= Exercise requirements =
Locate the word "JSON" in the data below, then copy every line that holds it.

===

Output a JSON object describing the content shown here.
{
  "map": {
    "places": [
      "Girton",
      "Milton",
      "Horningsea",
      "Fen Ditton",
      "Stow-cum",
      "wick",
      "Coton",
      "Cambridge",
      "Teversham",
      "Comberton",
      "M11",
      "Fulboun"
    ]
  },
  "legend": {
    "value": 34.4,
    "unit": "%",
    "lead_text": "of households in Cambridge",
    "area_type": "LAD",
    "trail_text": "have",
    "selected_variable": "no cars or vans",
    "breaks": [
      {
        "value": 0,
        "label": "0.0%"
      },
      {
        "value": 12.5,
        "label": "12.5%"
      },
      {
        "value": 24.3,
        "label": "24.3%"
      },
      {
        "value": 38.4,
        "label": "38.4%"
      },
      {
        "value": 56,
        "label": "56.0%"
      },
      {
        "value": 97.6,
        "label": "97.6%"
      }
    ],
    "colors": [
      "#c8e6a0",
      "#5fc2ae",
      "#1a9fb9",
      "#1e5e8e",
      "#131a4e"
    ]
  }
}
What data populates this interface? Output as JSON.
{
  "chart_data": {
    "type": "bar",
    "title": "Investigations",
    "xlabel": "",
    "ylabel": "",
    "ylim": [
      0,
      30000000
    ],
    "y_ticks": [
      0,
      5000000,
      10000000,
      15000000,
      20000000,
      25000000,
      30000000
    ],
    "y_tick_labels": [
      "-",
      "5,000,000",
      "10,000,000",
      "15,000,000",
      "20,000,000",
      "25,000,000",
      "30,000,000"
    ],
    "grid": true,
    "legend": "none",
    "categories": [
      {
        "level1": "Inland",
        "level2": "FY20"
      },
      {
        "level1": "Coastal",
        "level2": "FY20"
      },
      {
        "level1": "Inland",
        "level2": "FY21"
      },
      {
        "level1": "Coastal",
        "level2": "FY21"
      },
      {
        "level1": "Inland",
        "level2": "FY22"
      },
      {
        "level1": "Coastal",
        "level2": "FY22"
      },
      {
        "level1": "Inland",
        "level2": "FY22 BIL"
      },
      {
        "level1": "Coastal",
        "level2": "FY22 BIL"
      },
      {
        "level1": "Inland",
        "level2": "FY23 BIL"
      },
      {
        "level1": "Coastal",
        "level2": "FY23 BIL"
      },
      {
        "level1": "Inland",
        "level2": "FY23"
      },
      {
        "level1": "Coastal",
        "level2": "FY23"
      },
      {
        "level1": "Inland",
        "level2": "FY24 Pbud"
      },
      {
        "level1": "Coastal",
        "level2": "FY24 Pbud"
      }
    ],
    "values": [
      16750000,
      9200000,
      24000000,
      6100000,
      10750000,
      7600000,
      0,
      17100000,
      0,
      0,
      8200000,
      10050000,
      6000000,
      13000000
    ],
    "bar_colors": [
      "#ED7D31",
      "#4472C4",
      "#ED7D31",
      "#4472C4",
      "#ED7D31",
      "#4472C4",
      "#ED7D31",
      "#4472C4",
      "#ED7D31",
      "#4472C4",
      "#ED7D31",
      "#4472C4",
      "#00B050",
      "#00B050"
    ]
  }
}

===

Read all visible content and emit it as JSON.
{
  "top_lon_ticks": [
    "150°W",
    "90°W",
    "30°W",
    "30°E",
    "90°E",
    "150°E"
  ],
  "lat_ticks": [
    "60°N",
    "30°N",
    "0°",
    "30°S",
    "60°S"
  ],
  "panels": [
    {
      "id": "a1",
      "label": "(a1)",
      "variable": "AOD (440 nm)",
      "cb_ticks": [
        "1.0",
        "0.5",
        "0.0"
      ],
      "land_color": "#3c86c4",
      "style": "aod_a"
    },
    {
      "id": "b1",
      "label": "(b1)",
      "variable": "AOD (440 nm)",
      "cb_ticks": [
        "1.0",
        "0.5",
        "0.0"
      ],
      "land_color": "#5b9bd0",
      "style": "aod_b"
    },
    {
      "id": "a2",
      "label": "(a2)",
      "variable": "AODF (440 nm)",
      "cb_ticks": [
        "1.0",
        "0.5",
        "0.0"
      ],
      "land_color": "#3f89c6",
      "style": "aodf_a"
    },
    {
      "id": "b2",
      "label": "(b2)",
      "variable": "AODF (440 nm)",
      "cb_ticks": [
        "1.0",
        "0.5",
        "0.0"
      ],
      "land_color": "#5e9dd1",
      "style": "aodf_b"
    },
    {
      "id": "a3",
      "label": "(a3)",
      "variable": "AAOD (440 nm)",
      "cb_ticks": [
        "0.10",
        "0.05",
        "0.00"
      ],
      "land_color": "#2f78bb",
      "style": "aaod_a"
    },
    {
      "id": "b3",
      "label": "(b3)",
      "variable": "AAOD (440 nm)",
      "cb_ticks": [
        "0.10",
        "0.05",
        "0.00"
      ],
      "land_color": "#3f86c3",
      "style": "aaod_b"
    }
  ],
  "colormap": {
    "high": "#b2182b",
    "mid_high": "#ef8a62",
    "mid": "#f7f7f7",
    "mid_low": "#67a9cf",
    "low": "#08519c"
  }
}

===

= The completed task =
Output a JSON object describing the content shown here.
What data populates this interface? Output as JSON.
Read all visible content and emit it as JSON.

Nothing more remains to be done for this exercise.